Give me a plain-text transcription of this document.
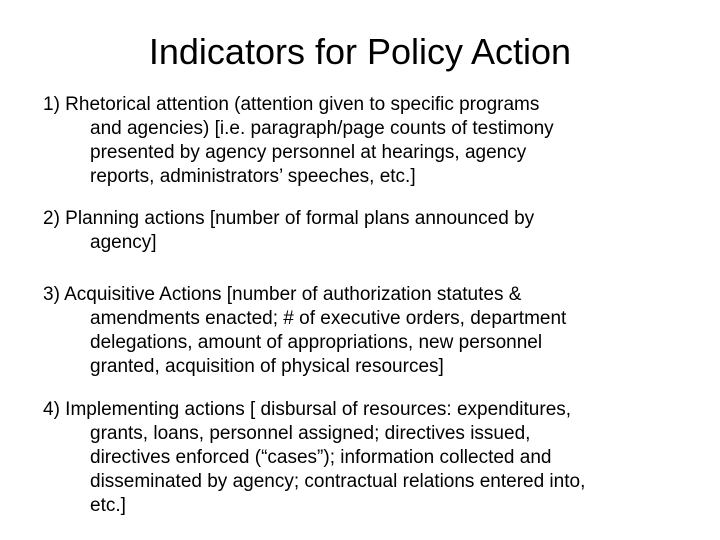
Indicators for Policy Action

1) Rhetorical attention (attention given to specific programs
and agencies) [i.e. paragraph/page counts of testimony
presented by agency personnel at hearings, agency
reports, administrators’ speeches, etc.]

2) Planning actions [number of formal plans announced by
agency]

3) Acquisitive Actions [number of authorization statutes &
amendments enacted; # of executive orders, department
delegations, amount of appropriations, new personnel
granted, acquisition of physical resources]

4) Implementing actions [ disbursal of resources: expenditures,
grants, loans, personnel assigned; directives issued,
directives enforced (“cases”); information collected and
disseminated by agency; contractual relations entered into,
etc.]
□ □ □ □ □ □ □
:: WHAT THIS TASK INVOLVES ::
Check each line in the listing above for the string "agency", then report how many lines contain it, with no other text.

:: SOLUTION FOR THIS TASK ::
3